GIVEN TASK 1: In the listing, take the lines from its first line up to and including the line with "- Text: 1:4: 1:4: [212, 393, 229, 403]". Write those lines out again with "watchdog" switched to "supervisor" and nothing else changed.
GIVEN TASK 2: Continue the text on the CIA's bulk collection of call records from the point where it stops.

PROVIDED PASSAGE:
Second, Wyden and Heinrich urge greater transparency concerning the CIA’s “relationship with its sources,” which implies that the records in question are provided voluntarily—or at least knowingly—to the CIA by some outside source, rather than obtained surreptitiously, via interception or exfiltration. In other words, these are records that are being sold or given to CIA by some other entities with which the agency has an ongoing relationship. (It would not make sense to speak of a “relationship with its sources” if, for instance, the CIA had collected this data by hacking into the networks of foreign governments or corporations.) Since the letter worries that the CIA’s collection does not involve judicial oversight—at least not of the type associated with collection under the Foreign Intelligence Surveillance Act—and only the FBI can issue National Security Letters, it does not sound as though these records are obtained by compulsory process. So, again, it sounds as though they are likely being either volunteered or purchased.
Third, the recommendations developed by PCLOB staff reference a pop-up box that is displayed to analysts when they query the database for information “deemed by the system” to pertain to U.S. persons, reminding them that a legitimate foreign intelligence purpose is required for such queries (though not, as PCLOB staff noted, requiring them to document that purpose within the system). That suggests that the records themselves (and the queries that might be run against them) probably include information of a type that an automated system could use to infer whether the record or query pertains to a U.S. person, such as a physical address, Internet Protocol address, or telephone number.
As it happens, there has indeed been public reporting of a CIA bulk collection program fitting this description: Back in 2013, The New York Times reported that CIA was paying AT&T $10 million annually for access to call records, including both foreign-to-foreign calls carried by AT&T’s network and international calls with one endpoint in the United States. They’re able to do this thanks to a somewhat obscure loophole in federal privacy law.
The Foreign Intelligence Surveillance Act (FISA) provides the “exclusive means” by which intelligence agencies may conduct domestic “electronic surveillance” for foreign intelligence purposes. The Electronic Communications Privacy Act (ECPA) governs how law enforcement agencies may conduct wiretaps or obtain telecommunications records. But tucked into a corner of ECPA, at 18 USC §2511(f), is a little carve out that leaves one type of information collection unregulated: Acquisition of information that pertains to either foreign or international (one end domestic) communications, for foreign intelligence purposes, that does not constitute “electronic surveillance” within the meaning of FISA. Wiretapping a phone call or Internet message is “electronic surveillance,” but that term is not understood as covering the production of business records containing telecommunications metadata. While ECPA requires law enforcement agencies to follow a statutory process in order to obtain such records—and forbids telecommunications companies from just handing them over to the government—§2511 exempts foreign intelligence from those rules. In effect, that means CIA vacuuming up such records falls in a gap between ECPA and FISA, regulated by neither statute. Collection falling in that gap isn’t regulated by laws Congress enacted, but instead by Executive Order 12333, first issued by President Ronald Reagan in 1981. And 12333 is pretty lax. In essence, it says that spy agencies must have some legitimate foreign intelligence purpose for gathering information about Americans, and must do so according to rules approved by their directors in consultation with the attorney general.

ENTRIES SHOWN:
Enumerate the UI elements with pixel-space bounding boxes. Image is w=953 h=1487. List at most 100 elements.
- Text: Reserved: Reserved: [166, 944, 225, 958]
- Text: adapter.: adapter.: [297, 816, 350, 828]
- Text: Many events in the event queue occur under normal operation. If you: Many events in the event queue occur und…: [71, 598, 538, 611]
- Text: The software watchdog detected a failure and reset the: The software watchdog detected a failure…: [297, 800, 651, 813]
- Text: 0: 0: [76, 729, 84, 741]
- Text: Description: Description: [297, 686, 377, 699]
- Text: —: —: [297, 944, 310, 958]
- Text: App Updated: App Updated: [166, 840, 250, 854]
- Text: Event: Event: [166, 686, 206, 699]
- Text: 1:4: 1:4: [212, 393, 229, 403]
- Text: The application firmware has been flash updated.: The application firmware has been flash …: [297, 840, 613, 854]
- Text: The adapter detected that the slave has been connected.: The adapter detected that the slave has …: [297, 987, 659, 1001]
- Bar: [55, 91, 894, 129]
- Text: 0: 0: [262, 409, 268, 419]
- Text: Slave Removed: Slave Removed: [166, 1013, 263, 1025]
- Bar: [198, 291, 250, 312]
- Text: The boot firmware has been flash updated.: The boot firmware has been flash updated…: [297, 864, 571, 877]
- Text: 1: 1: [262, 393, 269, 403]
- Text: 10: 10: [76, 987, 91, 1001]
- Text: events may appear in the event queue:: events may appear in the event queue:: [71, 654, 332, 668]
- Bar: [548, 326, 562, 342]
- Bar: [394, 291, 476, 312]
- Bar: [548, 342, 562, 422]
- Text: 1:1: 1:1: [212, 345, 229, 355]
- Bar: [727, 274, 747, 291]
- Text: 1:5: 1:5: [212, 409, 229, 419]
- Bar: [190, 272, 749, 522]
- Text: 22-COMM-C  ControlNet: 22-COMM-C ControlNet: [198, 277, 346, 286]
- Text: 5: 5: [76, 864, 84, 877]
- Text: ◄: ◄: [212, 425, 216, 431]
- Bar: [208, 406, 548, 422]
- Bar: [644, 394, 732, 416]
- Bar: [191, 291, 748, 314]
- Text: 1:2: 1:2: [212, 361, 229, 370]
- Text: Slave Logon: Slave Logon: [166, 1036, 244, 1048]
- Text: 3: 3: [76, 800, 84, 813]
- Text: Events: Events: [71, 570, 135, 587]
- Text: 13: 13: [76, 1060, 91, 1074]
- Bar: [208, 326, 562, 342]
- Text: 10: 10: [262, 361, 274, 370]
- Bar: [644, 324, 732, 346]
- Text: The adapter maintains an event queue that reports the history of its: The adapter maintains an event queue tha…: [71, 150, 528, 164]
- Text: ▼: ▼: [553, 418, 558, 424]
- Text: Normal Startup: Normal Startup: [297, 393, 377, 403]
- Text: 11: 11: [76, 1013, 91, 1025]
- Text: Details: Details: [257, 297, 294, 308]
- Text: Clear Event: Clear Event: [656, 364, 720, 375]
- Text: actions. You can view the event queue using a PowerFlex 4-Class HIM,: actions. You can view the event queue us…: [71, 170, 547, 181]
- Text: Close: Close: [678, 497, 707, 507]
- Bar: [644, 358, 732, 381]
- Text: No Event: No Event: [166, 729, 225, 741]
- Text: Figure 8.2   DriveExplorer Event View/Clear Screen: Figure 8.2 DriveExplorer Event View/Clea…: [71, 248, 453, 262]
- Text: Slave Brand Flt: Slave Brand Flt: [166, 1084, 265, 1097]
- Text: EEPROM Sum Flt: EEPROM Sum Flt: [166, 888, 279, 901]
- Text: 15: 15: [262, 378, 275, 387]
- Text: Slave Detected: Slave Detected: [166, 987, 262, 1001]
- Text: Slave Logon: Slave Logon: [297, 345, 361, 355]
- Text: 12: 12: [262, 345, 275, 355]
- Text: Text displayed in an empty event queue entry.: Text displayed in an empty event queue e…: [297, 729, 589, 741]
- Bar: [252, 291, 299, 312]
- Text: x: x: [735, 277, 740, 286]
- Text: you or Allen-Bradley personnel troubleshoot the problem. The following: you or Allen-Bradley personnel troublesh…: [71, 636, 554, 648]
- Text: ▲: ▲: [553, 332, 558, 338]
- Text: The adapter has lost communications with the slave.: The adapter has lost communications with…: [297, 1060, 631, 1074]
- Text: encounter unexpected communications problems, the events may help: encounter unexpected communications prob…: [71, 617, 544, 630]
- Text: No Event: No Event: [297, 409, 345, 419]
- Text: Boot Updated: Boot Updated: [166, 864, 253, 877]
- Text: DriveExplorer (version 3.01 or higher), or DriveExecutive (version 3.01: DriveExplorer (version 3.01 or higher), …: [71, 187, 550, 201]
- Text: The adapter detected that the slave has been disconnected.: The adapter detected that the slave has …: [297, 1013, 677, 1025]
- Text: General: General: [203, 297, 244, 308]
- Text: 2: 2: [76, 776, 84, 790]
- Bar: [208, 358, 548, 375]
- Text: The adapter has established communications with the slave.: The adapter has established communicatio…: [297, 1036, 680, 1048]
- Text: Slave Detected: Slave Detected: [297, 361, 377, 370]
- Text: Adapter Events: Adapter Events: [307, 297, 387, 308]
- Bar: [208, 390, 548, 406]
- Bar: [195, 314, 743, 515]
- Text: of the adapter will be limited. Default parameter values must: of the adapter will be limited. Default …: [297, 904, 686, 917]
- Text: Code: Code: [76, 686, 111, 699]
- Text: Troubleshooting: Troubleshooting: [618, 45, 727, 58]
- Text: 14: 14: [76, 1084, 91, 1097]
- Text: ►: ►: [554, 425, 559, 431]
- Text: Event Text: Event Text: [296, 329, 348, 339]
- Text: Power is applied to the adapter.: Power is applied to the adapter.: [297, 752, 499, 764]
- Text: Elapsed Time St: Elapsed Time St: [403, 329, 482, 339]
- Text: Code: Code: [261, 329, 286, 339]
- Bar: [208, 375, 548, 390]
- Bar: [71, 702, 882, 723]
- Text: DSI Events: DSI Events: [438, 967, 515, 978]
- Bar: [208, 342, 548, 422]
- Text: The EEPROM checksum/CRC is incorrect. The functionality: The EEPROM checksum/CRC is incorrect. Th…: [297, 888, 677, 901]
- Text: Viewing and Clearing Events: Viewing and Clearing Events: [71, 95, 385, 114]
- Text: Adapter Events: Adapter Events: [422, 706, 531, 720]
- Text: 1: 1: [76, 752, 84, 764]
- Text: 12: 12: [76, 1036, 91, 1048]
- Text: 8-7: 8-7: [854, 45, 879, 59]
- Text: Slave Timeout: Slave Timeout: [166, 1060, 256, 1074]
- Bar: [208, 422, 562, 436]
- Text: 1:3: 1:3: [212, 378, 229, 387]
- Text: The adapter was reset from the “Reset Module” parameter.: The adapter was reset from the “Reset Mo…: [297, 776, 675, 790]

TASK RESULT 1:
Enumerate the UI elements with pixel-space bounding boxes. Image is w=953 h=1487. List at most 100 elements.
- Text: Reserved: Reserved: [166, 944, 225, 958]
- Text: adapter.: adapter.: [297, 816, 350, 828]
- Text: Many events in the event queue occur under normal operation. If you: Many events in the event queue occur und…: [71, 598, 538, 611]
- Text: The software supervisor detected a failure and reset the: The software supervisor detected a failure…: [297, 800, 651, 813]
- Text: 0: 0: [76, 729, 84, 741]
- Text: Description: Description: [297, 686, 377, 699]
- Text: —: —: [297, 944, 310, 958]
- Text: App Updated: App Updated: [166, 840, 250, 854]
- Text: Event: Event: [166, 686, 206, 699]
- Text: 1:4: 1:4: [212, 393, 229, 403]

TASK RESULT 2:
As it happens, the §2511(f) loophole is addressed by a piece of legislation sponsored by Sen. Wyden, the Fourth Amendment Is Not For Sale Act, which seeks to regulate the purchase of private information by law enforcement and intelligence agencies, ensuring that they cannot circumvent judicially supervised means of obtaining private information simply by opening their wallets.
While this is necessarily speculative, that’s a fair amount of circumstantial evidence suggesting that the bulk program referenced in these documents is, if not the bulk telephone records program reported by the Times in 2013, then at any rate something fairly similar. (It would not, for instance, be surprising if CIA had similar arrangements with various Internet providers or platforms.) If so, there’s good cause for concern.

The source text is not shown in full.